Problem to solve – Look for the string "ylabel" in every line, and copy each line that has it.
........
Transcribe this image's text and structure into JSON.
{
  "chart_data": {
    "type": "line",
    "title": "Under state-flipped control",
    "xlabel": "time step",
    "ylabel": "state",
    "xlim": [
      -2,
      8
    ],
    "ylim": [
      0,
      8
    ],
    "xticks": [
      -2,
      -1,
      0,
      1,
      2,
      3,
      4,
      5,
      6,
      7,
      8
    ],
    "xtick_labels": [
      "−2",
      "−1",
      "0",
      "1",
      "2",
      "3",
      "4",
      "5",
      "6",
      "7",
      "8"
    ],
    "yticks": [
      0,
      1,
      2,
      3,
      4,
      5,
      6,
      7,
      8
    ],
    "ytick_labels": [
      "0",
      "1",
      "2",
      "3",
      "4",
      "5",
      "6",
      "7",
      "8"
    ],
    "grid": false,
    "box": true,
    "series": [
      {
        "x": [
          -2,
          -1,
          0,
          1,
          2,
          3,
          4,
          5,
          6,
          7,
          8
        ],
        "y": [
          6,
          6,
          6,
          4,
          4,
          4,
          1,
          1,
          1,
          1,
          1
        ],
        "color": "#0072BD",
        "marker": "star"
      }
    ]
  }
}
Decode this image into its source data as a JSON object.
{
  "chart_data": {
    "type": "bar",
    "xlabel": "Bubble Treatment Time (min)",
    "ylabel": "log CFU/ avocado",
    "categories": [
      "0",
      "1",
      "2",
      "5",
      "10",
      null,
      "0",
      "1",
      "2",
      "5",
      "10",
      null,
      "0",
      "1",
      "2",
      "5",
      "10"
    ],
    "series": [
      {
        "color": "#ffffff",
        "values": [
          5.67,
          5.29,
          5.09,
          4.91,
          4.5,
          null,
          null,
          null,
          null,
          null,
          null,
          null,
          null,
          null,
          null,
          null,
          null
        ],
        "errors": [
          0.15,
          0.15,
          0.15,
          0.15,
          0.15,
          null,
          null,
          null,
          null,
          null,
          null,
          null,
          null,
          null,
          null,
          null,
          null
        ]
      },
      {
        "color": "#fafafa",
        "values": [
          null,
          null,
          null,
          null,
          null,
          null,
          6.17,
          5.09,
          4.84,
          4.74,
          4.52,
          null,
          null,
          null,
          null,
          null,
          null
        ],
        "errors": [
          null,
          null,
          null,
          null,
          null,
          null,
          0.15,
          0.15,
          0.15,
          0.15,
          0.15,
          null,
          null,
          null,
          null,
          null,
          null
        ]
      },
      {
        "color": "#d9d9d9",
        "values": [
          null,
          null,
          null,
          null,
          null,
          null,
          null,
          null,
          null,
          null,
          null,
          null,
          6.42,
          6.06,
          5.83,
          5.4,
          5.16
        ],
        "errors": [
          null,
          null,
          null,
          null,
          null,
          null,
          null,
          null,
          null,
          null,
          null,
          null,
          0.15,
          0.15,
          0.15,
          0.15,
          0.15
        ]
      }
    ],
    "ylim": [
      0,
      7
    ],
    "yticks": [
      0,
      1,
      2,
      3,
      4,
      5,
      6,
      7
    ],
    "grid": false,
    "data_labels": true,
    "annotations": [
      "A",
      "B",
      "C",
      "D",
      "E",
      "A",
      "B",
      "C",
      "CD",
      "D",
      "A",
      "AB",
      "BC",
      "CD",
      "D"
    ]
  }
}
........
Written reply –
    "ylabel": "state",
    "ylabel": "log CFU/ avocado",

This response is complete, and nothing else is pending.